(Stored records)
◇ ◇ ◇ ◇ ◇

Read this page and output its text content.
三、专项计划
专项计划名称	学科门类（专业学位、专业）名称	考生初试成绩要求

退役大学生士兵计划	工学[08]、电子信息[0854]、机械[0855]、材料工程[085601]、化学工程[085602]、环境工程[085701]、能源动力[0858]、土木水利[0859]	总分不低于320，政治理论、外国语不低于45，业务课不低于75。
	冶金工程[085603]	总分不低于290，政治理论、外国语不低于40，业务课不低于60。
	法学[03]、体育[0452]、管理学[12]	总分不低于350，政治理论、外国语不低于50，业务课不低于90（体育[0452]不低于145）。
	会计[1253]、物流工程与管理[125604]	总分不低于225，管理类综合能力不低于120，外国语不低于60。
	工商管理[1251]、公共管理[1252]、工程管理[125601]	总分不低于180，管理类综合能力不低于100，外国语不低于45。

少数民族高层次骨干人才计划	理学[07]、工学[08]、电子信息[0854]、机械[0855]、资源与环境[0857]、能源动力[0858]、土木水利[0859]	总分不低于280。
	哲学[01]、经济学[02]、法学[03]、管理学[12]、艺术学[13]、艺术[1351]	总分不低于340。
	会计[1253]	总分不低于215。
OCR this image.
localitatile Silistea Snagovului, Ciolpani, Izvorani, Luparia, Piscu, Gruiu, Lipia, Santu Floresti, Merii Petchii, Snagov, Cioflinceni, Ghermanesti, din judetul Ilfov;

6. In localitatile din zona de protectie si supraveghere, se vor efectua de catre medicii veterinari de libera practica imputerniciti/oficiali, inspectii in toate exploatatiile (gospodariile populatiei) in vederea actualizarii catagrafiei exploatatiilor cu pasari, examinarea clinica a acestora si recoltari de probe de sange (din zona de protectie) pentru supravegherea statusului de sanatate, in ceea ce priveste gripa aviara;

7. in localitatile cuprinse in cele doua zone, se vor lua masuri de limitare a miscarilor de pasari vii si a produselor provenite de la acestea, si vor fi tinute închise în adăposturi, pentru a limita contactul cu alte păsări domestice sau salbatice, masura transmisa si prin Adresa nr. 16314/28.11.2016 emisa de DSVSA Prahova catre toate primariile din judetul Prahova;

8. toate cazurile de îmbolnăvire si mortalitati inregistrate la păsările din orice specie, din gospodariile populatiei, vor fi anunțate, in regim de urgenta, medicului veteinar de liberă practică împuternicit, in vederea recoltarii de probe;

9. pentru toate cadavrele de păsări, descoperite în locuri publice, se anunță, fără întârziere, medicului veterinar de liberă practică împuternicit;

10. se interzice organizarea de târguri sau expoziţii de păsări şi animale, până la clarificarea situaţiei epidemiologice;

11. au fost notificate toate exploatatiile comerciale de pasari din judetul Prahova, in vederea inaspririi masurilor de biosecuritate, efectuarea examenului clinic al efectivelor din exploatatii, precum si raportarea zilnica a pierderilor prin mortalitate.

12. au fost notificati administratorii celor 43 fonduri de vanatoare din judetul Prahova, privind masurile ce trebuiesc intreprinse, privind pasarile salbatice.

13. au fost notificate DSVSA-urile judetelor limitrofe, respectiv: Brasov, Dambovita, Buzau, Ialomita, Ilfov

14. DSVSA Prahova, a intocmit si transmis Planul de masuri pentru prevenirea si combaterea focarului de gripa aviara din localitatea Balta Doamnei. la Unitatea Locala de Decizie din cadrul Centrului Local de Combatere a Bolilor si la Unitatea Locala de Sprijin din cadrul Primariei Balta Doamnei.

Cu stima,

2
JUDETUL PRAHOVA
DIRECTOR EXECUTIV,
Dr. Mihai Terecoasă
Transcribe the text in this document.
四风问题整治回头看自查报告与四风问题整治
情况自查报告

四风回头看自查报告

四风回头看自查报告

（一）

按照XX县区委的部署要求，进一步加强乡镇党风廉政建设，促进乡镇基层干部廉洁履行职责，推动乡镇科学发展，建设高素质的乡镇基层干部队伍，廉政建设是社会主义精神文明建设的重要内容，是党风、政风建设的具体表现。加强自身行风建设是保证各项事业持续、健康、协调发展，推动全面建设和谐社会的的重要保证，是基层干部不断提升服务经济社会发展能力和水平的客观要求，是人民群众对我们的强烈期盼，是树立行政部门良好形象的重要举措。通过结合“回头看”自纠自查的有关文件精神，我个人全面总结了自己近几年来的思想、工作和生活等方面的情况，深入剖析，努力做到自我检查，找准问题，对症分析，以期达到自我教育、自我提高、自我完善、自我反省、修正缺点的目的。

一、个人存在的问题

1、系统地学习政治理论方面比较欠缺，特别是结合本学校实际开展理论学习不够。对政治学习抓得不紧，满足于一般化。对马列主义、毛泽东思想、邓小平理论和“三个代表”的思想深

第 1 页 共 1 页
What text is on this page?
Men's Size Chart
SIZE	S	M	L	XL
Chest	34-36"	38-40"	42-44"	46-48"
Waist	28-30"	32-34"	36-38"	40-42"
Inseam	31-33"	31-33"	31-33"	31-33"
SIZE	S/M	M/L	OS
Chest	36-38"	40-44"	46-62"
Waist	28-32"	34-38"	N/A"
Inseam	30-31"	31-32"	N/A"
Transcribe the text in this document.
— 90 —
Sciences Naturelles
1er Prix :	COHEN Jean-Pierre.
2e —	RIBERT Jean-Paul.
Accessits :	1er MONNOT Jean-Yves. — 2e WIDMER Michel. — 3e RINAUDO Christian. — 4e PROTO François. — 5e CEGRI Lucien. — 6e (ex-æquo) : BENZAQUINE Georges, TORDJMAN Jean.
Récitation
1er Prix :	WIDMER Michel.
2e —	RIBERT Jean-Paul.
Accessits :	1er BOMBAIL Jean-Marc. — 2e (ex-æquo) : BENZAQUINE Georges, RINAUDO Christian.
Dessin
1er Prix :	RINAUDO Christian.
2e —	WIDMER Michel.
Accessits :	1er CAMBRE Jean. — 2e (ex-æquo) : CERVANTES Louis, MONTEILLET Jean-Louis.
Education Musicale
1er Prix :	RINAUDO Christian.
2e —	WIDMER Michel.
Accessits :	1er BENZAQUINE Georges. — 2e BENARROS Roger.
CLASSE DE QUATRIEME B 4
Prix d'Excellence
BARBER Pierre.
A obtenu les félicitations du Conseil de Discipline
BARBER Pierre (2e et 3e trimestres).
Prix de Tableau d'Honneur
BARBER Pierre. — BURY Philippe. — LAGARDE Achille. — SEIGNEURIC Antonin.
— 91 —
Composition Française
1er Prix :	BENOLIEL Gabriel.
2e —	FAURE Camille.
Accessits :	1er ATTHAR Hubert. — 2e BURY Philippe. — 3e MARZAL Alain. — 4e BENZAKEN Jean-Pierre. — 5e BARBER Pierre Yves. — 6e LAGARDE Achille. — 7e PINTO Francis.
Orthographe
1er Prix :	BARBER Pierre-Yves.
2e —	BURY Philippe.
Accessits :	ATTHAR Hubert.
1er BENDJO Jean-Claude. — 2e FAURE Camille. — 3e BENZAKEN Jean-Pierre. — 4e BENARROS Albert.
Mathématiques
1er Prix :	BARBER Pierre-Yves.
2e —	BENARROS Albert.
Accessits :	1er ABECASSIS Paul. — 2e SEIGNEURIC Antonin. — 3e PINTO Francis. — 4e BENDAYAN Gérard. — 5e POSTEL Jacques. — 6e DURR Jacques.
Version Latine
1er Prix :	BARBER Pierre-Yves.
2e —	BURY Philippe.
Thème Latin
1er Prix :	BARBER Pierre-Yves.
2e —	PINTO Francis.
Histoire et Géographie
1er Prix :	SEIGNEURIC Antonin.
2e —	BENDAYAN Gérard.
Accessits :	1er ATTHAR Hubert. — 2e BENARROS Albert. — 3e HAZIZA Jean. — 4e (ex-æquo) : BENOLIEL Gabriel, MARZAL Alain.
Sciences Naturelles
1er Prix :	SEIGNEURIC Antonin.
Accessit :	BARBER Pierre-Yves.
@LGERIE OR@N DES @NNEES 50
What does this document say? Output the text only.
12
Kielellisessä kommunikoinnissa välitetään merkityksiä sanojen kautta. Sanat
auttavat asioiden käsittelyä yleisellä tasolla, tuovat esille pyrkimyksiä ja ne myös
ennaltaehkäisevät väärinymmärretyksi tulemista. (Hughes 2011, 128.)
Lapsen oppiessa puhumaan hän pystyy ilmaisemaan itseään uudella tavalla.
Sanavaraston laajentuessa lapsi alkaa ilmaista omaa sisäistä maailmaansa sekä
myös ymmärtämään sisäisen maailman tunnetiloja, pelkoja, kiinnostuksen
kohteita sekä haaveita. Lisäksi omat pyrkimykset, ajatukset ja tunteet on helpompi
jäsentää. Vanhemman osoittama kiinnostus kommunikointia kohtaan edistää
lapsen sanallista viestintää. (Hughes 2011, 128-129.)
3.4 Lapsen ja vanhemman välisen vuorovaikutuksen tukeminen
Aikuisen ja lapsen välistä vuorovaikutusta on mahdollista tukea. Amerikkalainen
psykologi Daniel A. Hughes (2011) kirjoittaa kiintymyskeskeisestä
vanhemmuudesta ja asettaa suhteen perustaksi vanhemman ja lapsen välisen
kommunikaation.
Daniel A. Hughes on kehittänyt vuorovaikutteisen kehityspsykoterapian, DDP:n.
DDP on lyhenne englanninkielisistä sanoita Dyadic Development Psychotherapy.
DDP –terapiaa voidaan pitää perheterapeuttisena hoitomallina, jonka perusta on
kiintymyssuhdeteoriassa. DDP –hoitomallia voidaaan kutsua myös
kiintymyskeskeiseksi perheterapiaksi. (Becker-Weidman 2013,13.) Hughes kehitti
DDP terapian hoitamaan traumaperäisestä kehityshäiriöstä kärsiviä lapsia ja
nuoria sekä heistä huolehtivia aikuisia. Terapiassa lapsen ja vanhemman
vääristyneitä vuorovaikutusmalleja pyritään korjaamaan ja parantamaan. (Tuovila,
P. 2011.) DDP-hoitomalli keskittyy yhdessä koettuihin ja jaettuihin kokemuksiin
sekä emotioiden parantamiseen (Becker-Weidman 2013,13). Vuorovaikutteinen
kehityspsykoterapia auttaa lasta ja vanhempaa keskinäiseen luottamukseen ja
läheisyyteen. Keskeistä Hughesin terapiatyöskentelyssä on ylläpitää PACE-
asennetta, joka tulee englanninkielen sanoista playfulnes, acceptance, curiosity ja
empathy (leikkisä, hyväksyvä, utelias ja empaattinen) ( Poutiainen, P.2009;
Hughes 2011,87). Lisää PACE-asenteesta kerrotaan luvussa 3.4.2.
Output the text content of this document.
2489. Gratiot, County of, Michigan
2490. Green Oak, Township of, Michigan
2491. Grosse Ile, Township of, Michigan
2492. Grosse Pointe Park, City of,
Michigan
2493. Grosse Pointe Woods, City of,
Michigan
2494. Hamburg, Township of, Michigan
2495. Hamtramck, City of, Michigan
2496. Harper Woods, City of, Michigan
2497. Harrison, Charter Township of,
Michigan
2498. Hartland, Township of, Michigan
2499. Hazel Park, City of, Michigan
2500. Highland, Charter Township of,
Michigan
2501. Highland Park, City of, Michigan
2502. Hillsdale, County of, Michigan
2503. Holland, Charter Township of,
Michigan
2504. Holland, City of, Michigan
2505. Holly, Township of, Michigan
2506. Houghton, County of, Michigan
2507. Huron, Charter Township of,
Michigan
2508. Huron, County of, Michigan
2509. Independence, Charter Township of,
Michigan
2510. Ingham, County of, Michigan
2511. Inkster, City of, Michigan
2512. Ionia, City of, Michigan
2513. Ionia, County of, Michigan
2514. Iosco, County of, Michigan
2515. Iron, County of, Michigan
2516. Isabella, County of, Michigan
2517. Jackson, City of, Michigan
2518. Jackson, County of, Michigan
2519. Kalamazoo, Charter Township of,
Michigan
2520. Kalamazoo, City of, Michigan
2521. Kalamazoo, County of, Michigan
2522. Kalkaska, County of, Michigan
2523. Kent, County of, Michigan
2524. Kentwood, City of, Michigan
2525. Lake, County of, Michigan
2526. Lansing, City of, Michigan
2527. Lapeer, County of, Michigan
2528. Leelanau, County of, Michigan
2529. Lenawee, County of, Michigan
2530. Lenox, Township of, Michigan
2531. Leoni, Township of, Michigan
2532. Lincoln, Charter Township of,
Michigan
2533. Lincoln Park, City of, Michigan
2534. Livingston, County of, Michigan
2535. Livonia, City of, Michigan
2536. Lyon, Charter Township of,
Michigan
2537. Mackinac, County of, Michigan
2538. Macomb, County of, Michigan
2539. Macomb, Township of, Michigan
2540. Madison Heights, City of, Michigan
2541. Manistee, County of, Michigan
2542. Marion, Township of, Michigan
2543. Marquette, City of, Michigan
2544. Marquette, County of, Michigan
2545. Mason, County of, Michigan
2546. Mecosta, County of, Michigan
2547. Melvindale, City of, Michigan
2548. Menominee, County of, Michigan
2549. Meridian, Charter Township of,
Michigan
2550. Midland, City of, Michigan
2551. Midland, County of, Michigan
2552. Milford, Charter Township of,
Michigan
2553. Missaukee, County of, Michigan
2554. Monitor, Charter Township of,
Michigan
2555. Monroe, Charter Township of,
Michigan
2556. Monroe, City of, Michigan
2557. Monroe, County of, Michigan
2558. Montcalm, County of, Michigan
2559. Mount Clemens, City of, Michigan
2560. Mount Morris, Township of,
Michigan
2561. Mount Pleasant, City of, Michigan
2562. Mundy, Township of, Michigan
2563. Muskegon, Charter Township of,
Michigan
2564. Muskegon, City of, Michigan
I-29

◇ ◇ ◇ ◇ ◇

[The request]
For the data above, state only how many lines include the word "Becker".

[Correct result]
2